### [What you should do]
Output the material exactly, but drop every image it holds.

### [Information given]
========================================
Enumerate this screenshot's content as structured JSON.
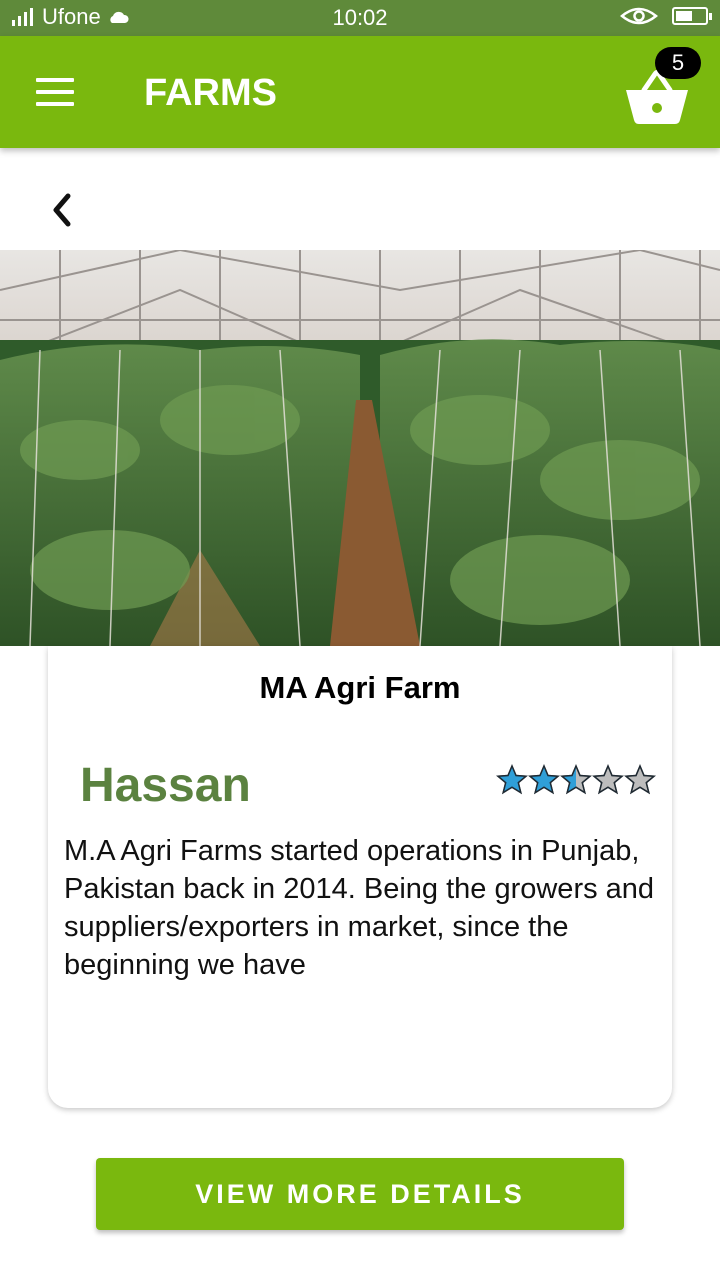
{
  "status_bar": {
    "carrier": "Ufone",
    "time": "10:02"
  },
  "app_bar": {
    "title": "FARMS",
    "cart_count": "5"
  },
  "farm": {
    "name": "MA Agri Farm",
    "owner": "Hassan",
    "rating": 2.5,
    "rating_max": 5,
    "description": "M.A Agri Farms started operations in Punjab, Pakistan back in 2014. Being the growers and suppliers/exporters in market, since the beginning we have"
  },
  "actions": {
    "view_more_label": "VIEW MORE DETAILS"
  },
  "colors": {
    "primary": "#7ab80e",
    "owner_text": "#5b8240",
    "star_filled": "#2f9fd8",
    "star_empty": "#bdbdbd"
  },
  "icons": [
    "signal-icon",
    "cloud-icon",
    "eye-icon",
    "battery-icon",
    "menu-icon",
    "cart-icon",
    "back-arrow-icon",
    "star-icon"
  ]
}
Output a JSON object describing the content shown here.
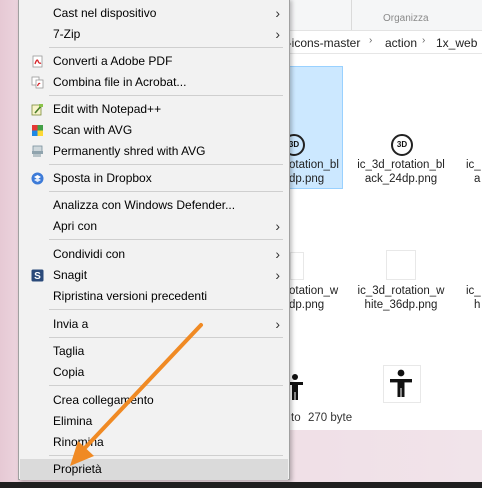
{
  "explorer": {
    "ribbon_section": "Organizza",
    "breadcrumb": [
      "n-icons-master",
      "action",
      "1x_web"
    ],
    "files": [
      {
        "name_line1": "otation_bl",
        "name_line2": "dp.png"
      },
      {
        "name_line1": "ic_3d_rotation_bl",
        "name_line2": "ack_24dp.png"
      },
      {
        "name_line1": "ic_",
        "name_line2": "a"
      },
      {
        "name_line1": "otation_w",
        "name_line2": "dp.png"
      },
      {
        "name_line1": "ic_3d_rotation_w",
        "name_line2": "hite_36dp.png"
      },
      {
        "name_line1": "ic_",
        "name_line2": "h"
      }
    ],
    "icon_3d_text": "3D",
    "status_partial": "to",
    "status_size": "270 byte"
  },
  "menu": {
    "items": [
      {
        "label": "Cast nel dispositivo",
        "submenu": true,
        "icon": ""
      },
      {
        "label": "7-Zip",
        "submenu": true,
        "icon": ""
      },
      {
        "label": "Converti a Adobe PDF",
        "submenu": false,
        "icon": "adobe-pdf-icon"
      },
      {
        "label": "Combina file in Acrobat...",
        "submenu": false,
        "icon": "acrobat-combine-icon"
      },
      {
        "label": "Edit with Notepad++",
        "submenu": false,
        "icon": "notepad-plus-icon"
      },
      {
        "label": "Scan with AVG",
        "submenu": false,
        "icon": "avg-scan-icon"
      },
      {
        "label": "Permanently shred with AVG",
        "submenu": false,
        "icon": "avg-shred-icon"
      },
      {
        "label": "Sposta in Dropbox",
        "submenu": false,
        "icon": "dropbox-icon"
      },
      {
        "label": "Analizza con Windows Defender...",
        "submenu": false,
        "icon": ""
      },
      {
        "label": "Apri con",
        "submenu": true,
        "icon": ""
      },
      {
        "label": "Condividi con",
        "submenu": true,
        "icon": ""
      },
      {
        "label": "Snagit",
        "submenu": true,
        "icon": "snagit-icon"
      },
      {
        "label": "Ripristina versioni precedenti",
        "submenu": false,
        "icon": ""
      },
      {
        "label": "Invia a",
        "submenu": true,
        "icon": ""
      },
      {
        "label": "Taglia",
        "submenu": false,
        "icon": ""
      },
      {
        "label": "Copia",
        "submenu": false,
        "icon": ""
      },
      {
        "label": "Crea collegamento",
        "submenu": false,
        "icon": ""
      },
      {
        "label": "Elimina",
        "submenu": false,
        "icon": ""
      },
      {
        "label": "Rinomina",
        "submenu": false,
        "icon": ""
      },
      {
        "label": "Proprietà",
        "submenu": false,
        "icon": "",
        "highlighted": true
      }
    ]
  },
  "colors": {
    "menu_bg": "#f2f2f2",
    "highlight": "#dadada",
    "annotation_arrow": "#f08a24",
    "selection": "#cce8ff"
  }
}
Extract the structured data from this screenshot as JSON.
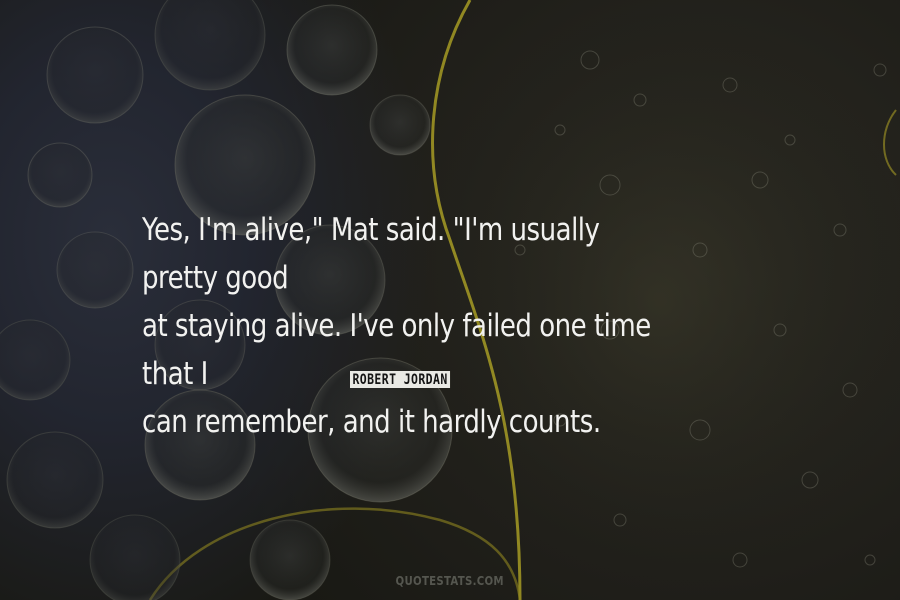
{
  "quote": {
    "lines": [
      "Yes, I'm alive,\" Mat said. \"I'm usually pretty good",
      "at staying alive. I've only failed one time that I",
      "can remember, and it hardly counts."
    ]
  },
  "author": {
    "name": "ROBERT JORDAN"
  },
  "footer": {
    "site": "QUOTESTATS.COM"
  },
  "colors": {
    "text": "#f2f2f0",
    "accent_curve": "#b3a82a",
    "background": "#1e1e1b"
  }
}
========================================
### [Written solution]
Enumerate this screenshot's content as structured JSON.
{
  "status_bar": {
    "carrier": "Ufone",
    "time": "10:02"
  },
  "app_bar": {
    "title": "FARMS",
    "cart_count": "5"
  },
  "farm": {
    "name": "MA Agri Farm",
    "owner": "Hassan",
    "rating": 2.5,
    "rating_max": 5,
    "description": "M.A Agri Farms started operations in Punjab, Pakistan back in 2014. Being the growers and suppliers/exporters in market, since the beginning we have"
  },
  "actions": {
    "view_more_label": "VIEW MORE DETAILS"
  },
  "colors": {
    "primary": "#7ab80e",
    "owner_text": "#5b8240",
    "star_filled": "#2f9fd8",
    "star_empty": "#bdbdbd"
  },
  "icons": [
    "signal-icon",
    "cloud-icon",
    "eye-icon",
    "battery-icon",
    "menu-icon",
    "cart-icon",
    "back-arrow-icon",
    "star-icon"
  ]
}
Output a JSON object describing the content shown here.
{
  "explorer": {
    "ribbon_section": "Organizza",
    "breadcrumb": [
      "n-icons-master",
      "action",
      "1x_web"
    ],
    "files": [
      {
        "name_line1": "otation_bl",
        "name_line2": "dp.png"
      },
      {
        "name_line1": "ic_3d_rotation_bl",
        "name_line2": "ack_24dp.png"
      },
      {
        "name_line1": "ic_",
        "name_line2": "a"
      },
      {
        "name_line1": "otation_w",
        "name_line2": "dp.png"
      },
      {
        "name_line1": "ic_3d_rotation_w",
        "name_line2": "hite_36dp.png"
      },
      {
        "name_line1": "ic_",
        "name_line2": "h"
      }
    ],
    "icon_3d_text": "3D",
    "status_partial": "to",
    "status_size": "270 byte"
  },
  "menu": {
    "items": [
      {
        "label": "Cast nel dispositivo",
        "submenu": true,
        "icon": ""
      },
      {
        "label": "7-Zip",
        "submenu": true,
        "icon": ""
      },
      {
        "label": "Converti a Adobe PDF",
        "submenu": false,
        "icon": "adobe-pdf-icon"
      },
      {
        "label": "Combina file in Acrobat...",
        "submenu": false,
        "icon": "acrobat-combine-icon"
      },
      {
        "label": "Edit with Notepad++",
        "submenu": false,
        "icon": "notepad-plus-icon"
      },
      {
        "label": "Scan with AVG",
        "submenu": false,
        "icon": "avg-scan-icon"
      },
      {
        "label": "Permanently shred with AVG",
        "submenu": false,
        "icon": "avg-shred-icon"
      },
      {
        "label": "Sposta in Dropbox",
        "submenu": false,
        "icon": "dropbox-icon"
      },
      {
        "label": "Analizza con Windows Defender...",
        "submenu": false,
        "icon": ""
      },
      {
        "label": "Apri con",
        "submenu": true,
        "icon": ""
      },
      {
        "label": "Condividi con",
        "submenu": true,
        "icon": ""
      },
      {
        "label": "Snagit",
        "submenu": true,
        "icon": "snagit-icon"
      },
      {
        "label": "Ripristina versioni precedenti",
        "submenu": false,
        "icon": ""
      },
      {
        "label": "Invia a",
        "submenu": true,
        "icon": ""
      },
      {
        "label": "Taglia",
        "submenu": false,
        "icon": ""
      },
      {
        "label": "Copia",
        "submenu": false,
        "icon": ""
      },
      {
        "label": "Crea collegamento",
        "submenu": false,
        "icon": ""
      },
      {
        "label": "Elimina",
        "submenu": false,
        "icon": ""
      },
      {
        "label": "Rinomina",
        "submenu": false,
        "icon": ""
      },
      {
        "label": "Proprietà",
        "submenu": false,
        "icon": "",
        "highlighted": true
      }
    ]
  },
  "colors": {
    "menu_bg": "#f2f2f2",
    "highlight": "#dadada",
    "annotation_arrow": "#f08a24",
    "selection": "#cce8ff"
  }
}
Extract the structured data from this screenshot as JSON.
{
  "quote": {
    "lines": [
      "Yes, I'm alive,\" Mat said. \"I'm usually pretty good",
      "at staying alive. I've only failed one time that I",
      "can remember, and it hardly counts."
    ]
  },
  "author": {
    "name": "ROBERT JORDAN"
  },
  "footer": {
    "site": "QUOTESTATS.COM"
  },
  "colors": {
    "text": "#f2f2f0",
    "accent_curve": "#b3a82a",
    "background": "#1e1e1b"
  }
}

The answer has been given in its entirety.